* Brief *
Collect every line below that contains the word "Tumor".

Dataset listings of figures:
--- START ---
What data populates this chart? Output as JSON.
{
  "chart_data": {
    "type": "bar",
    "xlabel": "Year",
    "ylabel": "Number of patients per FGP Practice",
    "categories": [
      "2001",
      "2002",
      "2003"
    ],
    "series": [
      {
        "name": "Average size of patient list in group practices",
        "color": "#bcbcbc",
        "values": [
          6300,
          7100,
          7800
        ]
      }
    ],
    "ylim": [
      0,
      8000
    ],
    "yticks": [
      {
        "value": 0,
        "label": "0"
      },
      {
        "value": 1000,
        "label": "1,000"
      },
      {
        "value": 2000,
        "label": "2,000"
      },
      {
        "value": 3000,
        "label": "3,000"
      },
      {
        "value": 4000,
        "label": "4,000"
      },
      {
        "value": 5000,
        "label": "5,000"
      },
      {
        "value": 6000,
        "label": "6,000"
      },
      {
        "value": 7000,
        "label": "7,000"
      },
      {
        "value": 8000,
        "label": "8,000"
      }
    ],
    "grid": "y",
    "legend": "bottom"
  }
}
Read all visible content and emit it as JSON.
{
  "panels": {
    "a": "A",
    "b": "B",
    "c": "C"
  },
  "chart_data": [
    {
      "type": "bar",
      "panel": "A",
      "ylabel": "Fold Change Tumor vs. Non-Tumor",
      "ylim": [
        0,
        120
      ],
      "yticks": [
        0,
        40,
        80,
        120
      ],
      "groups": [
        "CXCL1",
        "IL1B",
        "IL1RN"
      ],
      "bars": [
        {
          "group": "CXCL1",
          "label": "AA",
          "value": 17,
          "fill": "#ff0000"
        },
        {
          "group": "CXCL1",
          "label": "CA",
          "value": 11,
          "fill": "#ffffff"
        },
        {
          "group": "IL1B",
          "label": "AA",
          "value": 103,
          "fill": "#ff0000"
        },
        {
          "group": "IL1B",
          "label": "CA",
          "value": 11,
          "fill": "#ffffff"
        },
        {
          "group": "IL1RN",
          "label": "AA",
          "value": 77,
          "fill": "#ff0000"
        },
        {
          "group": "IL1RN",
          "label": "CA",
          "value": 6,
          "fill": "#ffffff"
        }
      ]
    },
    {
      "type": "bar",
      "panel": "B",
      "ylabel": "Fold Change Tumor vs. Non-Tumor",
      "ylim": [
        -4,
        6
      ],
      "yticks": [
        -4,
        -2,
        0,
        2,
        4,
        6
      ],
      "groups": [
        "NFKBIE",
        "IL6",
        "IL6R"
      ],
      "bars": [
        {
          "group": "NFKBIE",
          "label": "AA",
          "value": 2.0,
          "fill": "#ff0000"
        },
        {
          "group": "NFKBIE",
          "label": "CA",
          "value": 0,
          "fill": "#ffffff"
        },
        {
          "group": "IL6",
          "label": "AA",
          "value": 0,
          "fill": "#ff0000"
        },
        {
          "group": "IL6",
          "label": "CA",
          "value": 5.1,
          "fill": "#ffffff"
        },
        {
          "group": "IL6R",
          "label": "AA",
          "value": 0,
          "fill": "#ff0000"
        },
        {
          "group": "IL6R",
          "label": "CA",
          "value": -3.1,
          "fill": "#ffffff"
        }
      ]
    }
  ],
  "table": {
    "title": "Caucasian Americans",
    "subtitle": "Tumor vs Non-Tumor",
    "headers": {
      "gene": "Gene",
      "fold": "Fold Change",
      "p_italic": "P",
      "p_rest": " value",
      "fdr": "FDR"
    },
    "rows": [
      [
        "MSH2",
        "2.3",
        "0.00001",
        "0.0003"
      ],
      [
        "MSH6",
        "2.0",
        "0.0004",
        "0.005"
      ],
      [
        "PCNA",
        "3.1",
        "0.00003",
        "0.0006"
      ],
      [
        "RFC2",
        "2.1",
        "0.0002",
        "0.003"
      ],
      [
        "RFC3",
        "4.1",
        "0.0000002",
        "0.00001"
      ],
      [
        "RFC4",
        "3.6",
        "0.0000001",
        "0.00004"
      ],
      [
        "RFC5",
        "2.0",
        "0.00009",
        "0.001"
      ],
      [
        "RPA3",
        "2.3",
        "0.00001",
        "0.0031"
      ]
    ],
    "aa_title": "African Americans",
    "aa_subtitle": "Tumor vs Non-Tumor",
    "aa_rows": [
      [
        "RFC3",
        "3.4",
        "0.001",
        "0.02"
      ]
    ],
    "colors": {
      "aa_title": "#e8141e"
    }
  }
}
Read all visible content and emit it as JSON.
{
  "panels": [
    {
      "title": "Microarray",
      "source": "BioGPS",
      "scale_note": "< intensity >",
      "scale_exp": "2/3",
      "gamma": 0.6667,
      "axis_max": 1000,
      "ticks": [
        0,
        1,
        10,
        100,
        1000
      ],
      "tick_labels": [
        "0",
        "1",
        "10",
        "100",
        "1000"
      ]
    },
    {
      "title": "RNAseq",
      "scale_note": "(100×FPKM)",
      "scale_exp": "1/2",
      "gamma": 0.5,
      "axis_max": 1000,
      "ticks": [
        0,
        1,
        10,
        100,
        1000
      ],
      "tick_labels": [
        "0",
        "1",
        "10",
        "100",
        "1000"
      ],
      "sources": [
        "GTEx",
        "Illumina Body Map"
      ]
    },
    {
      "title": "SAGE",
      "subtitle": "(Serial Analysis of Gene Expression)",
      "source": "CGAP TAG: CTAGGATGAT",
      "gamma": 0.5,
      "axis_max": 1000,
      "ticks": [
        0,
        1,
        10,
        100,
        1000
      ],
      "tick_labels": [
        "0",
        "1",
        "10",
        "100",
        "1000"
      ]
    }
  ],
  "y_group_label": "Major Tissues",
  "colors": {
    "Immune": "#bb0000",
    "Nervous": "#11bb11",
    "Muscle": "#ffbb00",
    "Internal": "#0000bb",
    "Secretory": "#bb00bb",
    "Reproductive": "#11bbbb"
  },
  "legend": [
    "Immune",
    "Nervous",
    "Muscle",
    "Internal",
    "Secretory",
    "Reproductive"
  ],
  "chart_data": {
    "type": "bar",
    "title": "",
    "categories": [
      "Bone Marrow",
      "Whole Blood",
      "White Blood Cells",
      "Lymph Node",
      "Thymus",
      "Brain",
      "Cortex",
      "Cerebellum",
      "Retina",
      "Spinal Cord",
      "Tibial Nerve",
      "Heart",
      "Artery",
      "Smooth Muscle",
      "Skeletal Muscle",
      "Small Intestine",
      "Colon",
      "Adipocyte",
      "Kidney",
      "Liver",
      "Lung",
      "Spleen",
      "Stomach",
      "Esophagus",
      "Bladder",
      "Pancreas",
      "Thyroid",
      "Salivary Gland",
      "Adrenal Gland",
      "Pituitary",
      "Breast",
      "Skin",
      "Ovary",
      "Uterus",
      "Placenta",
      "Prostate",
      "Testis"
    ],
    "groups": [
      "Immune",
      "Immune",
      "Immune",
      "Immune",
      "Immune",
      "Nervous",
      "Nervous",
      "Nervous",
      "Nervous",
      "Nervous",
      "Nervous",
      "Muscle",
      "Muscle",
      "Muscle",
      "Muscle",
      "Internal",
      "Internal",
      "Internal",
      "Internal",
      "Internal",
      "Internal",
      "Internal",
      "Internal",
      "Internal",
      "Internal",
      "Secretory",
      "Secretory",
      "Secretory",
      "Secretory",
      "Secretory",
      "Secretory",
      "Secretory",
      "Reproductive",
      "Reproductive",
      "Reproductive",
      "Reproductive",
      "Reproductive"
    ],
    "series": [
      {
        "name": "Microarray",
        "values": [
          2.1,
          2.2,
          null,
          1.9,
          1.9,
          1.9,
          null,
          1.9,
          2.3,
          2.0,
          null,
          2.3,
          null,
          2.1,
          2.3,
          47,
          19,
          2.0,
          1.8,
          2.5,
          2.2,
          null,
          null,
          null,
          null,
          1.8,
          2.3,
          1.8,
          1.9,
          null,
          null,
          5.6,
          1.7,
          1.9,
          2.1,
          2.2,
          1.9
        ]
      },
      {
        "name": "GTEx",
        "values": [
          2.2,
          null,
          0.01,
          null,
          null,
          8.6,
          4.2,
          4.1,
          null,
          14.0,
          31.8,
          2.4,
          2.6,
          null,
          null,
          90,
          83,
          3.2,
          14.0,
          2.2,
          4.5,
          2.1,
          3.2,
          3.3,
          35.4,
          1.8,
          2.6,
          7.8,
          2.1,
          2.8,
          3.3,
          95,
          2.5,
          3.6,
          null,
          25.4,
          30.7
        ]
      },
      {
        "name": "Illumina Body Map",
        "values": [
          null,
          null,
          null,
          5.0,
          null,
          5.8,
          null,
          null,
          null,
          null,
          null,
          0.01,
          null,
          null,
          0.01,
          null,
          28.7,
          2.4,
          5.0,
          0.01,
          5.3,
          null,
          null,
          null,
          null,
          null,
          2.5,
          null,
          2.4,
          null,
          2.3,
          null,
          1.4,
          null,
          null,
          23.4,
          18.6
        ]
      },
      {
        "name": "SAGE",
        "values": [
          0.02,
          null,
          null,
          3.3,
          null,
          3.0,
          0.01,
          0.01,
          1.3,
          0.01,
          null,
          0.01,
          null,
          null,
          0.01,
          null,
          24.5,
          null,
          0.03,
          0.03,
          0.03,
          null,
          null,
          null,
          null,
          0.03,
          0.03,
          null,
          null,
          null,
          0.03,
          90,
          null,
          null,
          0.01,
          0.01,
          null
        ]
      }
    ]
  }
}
--- END ---
* Finished exercise *
      "ylabel": "Fold Change Tumor vs. Non-Tumor",
      "ylabel": "Fold Change Tumor vs. Non-Tumor",
    "subtitle": "Tumor vs Non-Tumor",
    "aa_subtitle": "Tumor vs Non-Tumor",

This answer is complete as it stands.